# [PROBLEM STATEMENT]
Reproduce all of the data below without alteration; exclude every picture.

Rows from a figure dataset
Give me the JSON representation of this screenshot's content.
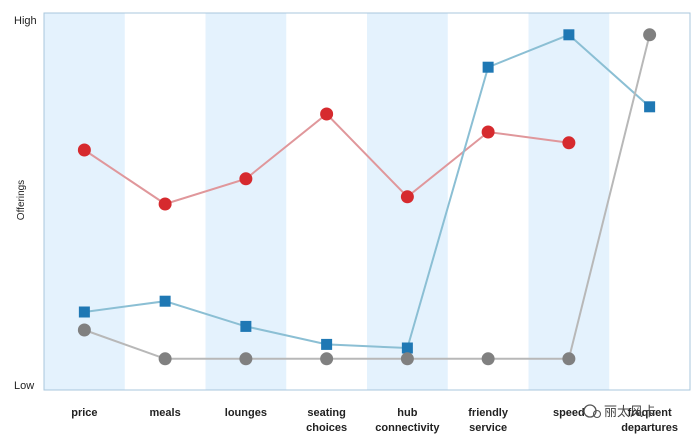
{
  "chart_data": {
    "type": "line",
    "title": "",
    "xlabel": "",
    "ylabel": "Offerings",
    "y_tick_labels": {
      "high": "High",
      "low": "Low"
    },
    "ylim": [
      0,
      100
    ],
    "categories": [
      [
        "price"
      ],
      [
        "meals"
      ],
      [
        "lounges"
      ],
      [
        "seating",
        "choices"
      ],
      [
        "hub",
        "connectivity"
      ],
      [
        "friendly",
        "service"
      ],
      [
        "speed"
      ],
      [
        "frequent",
        "departures"
      ]
    ],
    "series": [
      {
        "marker": "circle",
        "line_color": "#e0979b",
        "marker_color": "#d62a2e",
        "values": [
          65,
          50,
          57,
          75,
          52,
          70,
          67,
          null
        ]
      },
      {
        "marker": "square",
        "line_color": "#8bbfd4",
        "marker_color": "#1f78b4",
        "values": [
          20,
          23,
          16,
          11,
          10,
          88,
          97,
          77
        ]
      },
      {
        "marker": "circle",
        "line_color": "#b8b8b8",
        "marker_color": "#808080",
        "values": [
          15,
          7,
          7,
          7,
          7,
          7,
          7,
          97
        ]
      }
    ],
    "band_color": "#e4f2fd",
    "grid": false,
    "legend": "none"
  },
  "watermark": {
    "text": "丽太风卡"
  }
}
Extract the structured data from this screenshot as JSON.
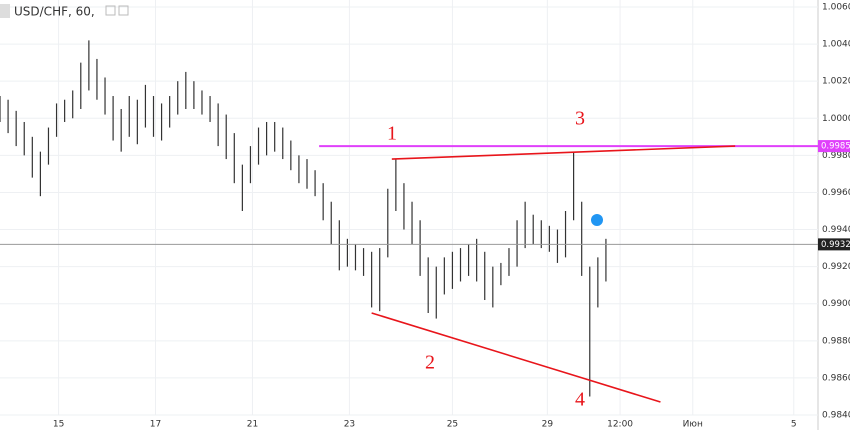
{
  "chart_data": {
    "type": "ohlc",
    "title": "USD/CHF, 60,",
    "x": [
      0,
      4,
      8,
      12,
      16,
      20,
      24,
      28,
      32,
      36,
      40,
      44,
      48,
      52,
      56,
      60,
      64,
      68,
      72,
      76,
      80,
      84,
      88,
      92,
      96,
      100,
      104,
      108,
      112,
      116,
      120,
      124,
      128,
      132,
      136,
      140,
      144,
      148,
      152,
      156,
      160,
      164,
      168,
      172,
      176,
      180,
      184,
      188,
      192,
      196,
      200,
      204,
      208,
      212,
      216,
      220,
      224,
      228,
      232,
      236,
      240,
      244,
      248,
      252,
      256,
      260,
      264,
      268,
      272,
      276,
      280,
      284,
      288,
      292,
      296,
      300
    ],
    "series": [
      {
        "name": "USD/CHF",
        "color": "#333333",
        "high": [
          1.0012,
          1.001,
          1.0004,
          0.9998,
          0.999,
          0.9982,
          0.9995,
          1.0008,
          1.001,
          1.0015,
          1.003,
          1.0042,
          1.0032,
          1.0022,
          1.0012,
          1.0005,
          1.0012,
          1.001,
          1.0018,
          1.0012,
          1.0008,
          1.0012,
          1.002,
          1.0025,
          1.002,
          1.0015,
          1.0012,
          1.0008,
          1.0002,
          0.9992,
          0.9975,
          0.9985,
          0.9995,
          0.9998,
          0.9998,
          0.9995,
          0.9988,
          0.998,
          0.9978,
          0.9972,
          0.9965,
          0.9955,
          0.9945,
          0.9935,
          0.9932,
          0.993,
          0.9928,
          0.993,
          0.9962,
          0.9978,
          0.9965,
          0.9955,
          0.9945,
          0.9925,
          0.992,
          0.9925,
          0.9928,
          0.993,
          0.9932,
          0.9935,
          0.9928,
          0.992,
          0.9922,
          0.993,
          0.9945,
          0.9955,
          0.9948,
          0.9945,
          0.9942,
          0.994,
          0.995,
          0.9982,
          0.9955,
          0.992,
          0.9925,
          0.9935
        ],
        "low": [
          0.9998,
          0.9992,
          0.9985,
          0.998,
          0.9968,
          0.9958,
          0.9975,
          0.999,
          0.9998,
          1.0,
          1.0005,
          1.0015,
          1.001,
          1.0002,
          0.9988,
          0.9982,
          0.999,
          0.9986,
          0.9995,
          0.999,
          0.9988,
          0.9995,
          1.0002,
          1.0005,
          1.0005,
          1.0002,
          0.9998,
          0.9985,
          0.9978,
          0.9965,
          0.995,
          0.9965,
          0.9975,
          0.998,
          0.9982,
          0.9978,
          0.9972,
          0.9965,
          0.9962,
          0.9958,
          0.9945,
          0.9932,
          0.9918,
          0.992,
          0.9918,
          0.9915,
          0.9898,
          0.9896,
          0.9925,
          0.995,
          0.994,
          0.9932,
          0.9915,
          0.9895,
          0.9892,
          0.9905,
          0.9908,
          0.9912,
          0.9915,
          0.9912,
          0.9902,
          0.9898,
          0.991,
          0.9915,
          0.992,
          0.993,
          0.9932,
          0.993,
          0.9928,
          0.9922,
          0.9925,
          0.9945,
          0.9915,
          0.985,
          0.9898,
          0.9912
        ]
      }
    ],
    "xlim": [
      0,
      405
    ],
    "xticks": [
      {
        "value": 29,
        "label": "15"
      },
      {
        "value": 77,
        "label": "17"
      },
      {
        "value": 125,
        "label": "21"
      },
      {
        "value": 173,
        "label": "23"
      },
      {
        "value": 224,
        "label": "25"
      },
      {
        "value": 271,
        "label": "29"
      },
      {
        "value": 307,
        "label": "12:00"
      },
      {
        "value": 343,
        "label": "Июн"
      },
      {
        "value": 393,
        "label": "5"
      }
    ],
    "ylim": [
      0.984,
      1.006
    ],
    "yticks": [
      {
        "value": 0.984,
        "label": "0.9840"
      },
      {
        "value": 0.986,
        "label": "0.9860"
      },
      {
        "value": 0.988,
        "label": "0.9880"
      },
      {
        "value": 0.99,
        "label": "0.9900"
      },
      {
        "value": 0.992,
        "label": "0.9920"
      },
      {
        "value": 0.994,
        "label": "0.9940"
      },
      {
        "value": 0.996,
        "label": "0.9960"
      },
      {
        "value": 0.998,
        "label": "0.9980"
      },
      {
        "value": 1.0,
        "label": "1.0000"
      },
      {
        "value": 1.002,
        "label": "1.0020"
      },
      {
        "value": 1.004,
        "label": "1.0040"
      },
      {
        "value": 1.006,
        "label": "1.0060"
      }
    ],
    "grid": true,
    "price_lines": [
      {
        "value": 0.9985,
        "color": "#e040fb",
        "start": 158
      },
      {
        "value": 0.9932,
        "color": "#999999",
        "start": 0
      }
    ],
    "trendlines": [
      {
        "color": "#e8151b",
        "x": [
          194,
          364
        ],
        "y": [
          0.9978,
          0.9985
        ]
      },
      {
        "color": "#e8151b",
        "x": [
          184,
          327
        ],
        "y": [
          0.9895,
          0.9847
        ]
      }
    ],
    "annotations": [
      "1",
      "3",
      "2",
      "4"
    ]
  }
}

# [TASK ANSWER]
Give me the JSON representation of this screenshot's content.
{
  "chart_data": {
    "type": "line",
    "title": "",
    "xlabel": "",
    "ylabel": "Offerings",
    "y_tick_labels": {
      "high": "High",
      "low": "Low"
    },
    "ylim": [
      0,
      100
    ],
    "categories": [
      [
        "price"
      ],
      [
        "meals"
      ],
      [
        "lounges"
      ],
      [
        "seating",
        "choices"
      ],
      [
        "hub",
        "connectivity"
      ],
      [
        "friendly",
        "service"
      ],
      [
        "speed"
      ],
      [
        "frequent",
        "departures"
      ]
    ],
    "series": [
      {
        "marker": "circle",
        "line_color": "#e0979b",
        "marker_color": "#d62a2e",
        "values": [
          65,
          50,
          57,
          75,
          52,
          70,
          67,
          null
        ]
      },
      {
        "marker": "square",
        "line_color": "#8bbfd4",
        "marker_color": "#1f78b4",
        "values": [
          20,
          23,
          16,
          11,
          10,
          88,
          97,
          77
        ]
      },
      {
        "marker": "circle",
        "line_color": "#b8b8b8",
        "marker_color": "#808080",
        "values": [
          15,
          7,
          7,
          7,
          7,
          7,
          7,
          97
        ]
      }
    ],
    "band_color": "#e4f2fd",
    "grid": false,
    "legend": "none"
  },
  "watermark": {
    "text": "丽太风卡"
  }
}
Extract the structured data from this screenshot as JSON.
{
  "chart_data": {
    "type": "ohlc",
    "title": "USD/CHF, 60,",
    "x": [
      0,
      4,
      8,
      12,
      16,
      20,
      24,
      28,
      32,
      36,
      40,
      44,
      48,
      52,
      56,
      60,
      64,
      68,
      72,
      76,
      80,
      84,
      88,
      92,
      96,
      100,
      104,
      108,
      112,
      116,
      120,
      124,
      128,
      132,
      136,
      140,
      144,
      148,
      152,
      156,
      160,
      164,
      168,
      172,
      176,
      180,
      184,
      188,
      192,
      196,
      200,
      204,
      208,
      212,
      216,
      220,
      224,
      228,
      232,
      236,
      240,
      244,
      248,
      252,
      256,
      260,
      264,
      268,
      272,
      276,
      280,
      284,
      288,
      292,
      296,
      300
    ],
    "series": [
      {
        "name": "USD/CHF",
        "color": "#333333",
        "high": [
          1.0012,
          1.001,
          1.0004,
          0.9998,
          0.999,
          0.9982,
          0.9995,
          1.0008,
          1.001,
          1.0015,
          1.003,
          1.0042,
          1.0032,
          1.0022,
          1.0012,
          1.0005,
          1.0012,
          1.001,
          1.0018,
          1.0012,
          1.0008,
          1.0012,
          1.002,
          1.0025,
          1.002,
          1.0015,
          1.0012,
          1.0008,
          1.0002,
          0.9992,
          0.9975,
          0.9985,
          0.9995,
          0.9998,
          0.9998,
          0.9995,
          0.9988,
          0.998,
          0.9978,
          0.9972,
          0.9965,
          0.9955,
          0.9945,
          0.9935,
          0.9932,
          0.993,
          0.9928,
          0.993,
          0.9962,
          0.9978,
          0.9965,
          0.9955,
          0.9945,
          0.9925,
          0.992,
          0.9925,
          0.9928,
          0.993,
          0.9932,
          0.9935,
          0.9928,
          0.992,
          0.9922,
          0.993,
          0.9945,
          0.9955,
          0.9948,
          0.9945,
          0.9942,
          0.994,
          0.995,
          0.9982,
          0.9955,
          0.992,
          0.9925,
          0.9935
        ],
        "low": [
          0.9998,
          0.9992,
          0.9985,
          0.998,
          0.9968,
          0.9958,
          0.9975,
          0.999,
          0.9998,
          1.0,
          1.0005,
          1.0015,
          1.001,
          1.0002,
          0.9988,
          0.9982,
          0.999,
          0.9986,
          0.9995,
          0.999,
          0.9988,
          0.9995,
          1.0002,
          1.0005,
          1.0005,
          1.0002,
          0.9998,
          0.9985,
          0.9978,
          0.9965,
          0.995,
          0.9965,
          0.9975,
          0.998,
          0.9982,
          0.9978,
          0.9972,
          0.9965,
          0.9962,
          0.9958,
          0.9945,
          0.9932,
          0.9918,
          0.992,
          0.9918,
          0.9915,
          0.9898,
          0.9896,
          0.9925,
          0.995,
          0.994,
          0.9932,
          0.9915,
          0.9895,
          0.9892,
          0.9905,
          0.9908,
          0.9912,
          0.9915,
          0.9912,
          0.9902,
          0.9898,
          0.991,
          0.9915,
          0.992,
          0.993,
          0.9932,
          0.993,
          0.9928,
          0.9922,
          0.9925,
          0.9945,
          0.9915,
          0.985,
          0.9898,
          0.9912
        ]
      }
    ],
    "xlim": [
      0,
      405
    ],
    "xticks": [
      {
        "value": 29,
        "label": "15"
      },
      {
        "value": 77,
        "label": "17"
      },
      {
        "value": 125,
        "label": "21"
      },
      {
        "value": 173,
        "label": "23"
      },
      {
        "value": 224,
        "label": "25"
      },
      {
        "value": 271,
        "label": "29"
      },
      {
        "value": 307,
        "label": "12:00"
      },
      {
        "value": 343,
        "label": "Июн"
      },
      {
        "value": 393,
        "label": "5"
      }
    ],
    "ylim": [
      0.984,
      1.006
    ],
    "yticks": [
      {
        "value": 0.984,
        "label": "0.9840"
      },
      {
        "value": 0.986,
        "label": "0.9860"
      },
      {
        "value": 0.988,
        "label": "0.9880"
      },
      {
        "value": 0.99,
        "label": "0.9900"
      },
      {
        "value": 0.992,
        "label": "0.9920"
      },
      {
        "value": 0.994,
        "label": "0.9940"
      },
      {
        "value": 0.996,
        "label": "0.9960"
      },
      {
        "value": 0.998,
        "label": "0.9980"
      },
      {
        "value": 1.0,
        "label": "1.0000"
      },
      {
        "value": 1.002,
        "label": "1.0020"
      },
      {
        "value": 1.004,
        "label": "1.0040"
      },
      {
        "value": 1.006,
        "label": "1.0060"
      }
    ],
    "grid": true,
    "price_lines": [
      {
        "value": 0.9985,
        "color": "#e040fb",
        "start": 158
      },
      {
        "value": 0.9932,
        "color": "#999999",
        "start": 0
      }
    ],
    "trendlines": [
      {
        "color": "#e8151b",
        "x": [
          194,
          364
        ],
        "y": [
          0.9978,
          0.9985
        ]
      },
      {
        "color": "#e8151b",
        "x": [
          184,
          327
        ],
        "y": [
          0.9895,
          0.9847
        ]
      }
    ],
    "annotations": [
      "1",
      "3",
      "2",
      "4"
    ]
  }
}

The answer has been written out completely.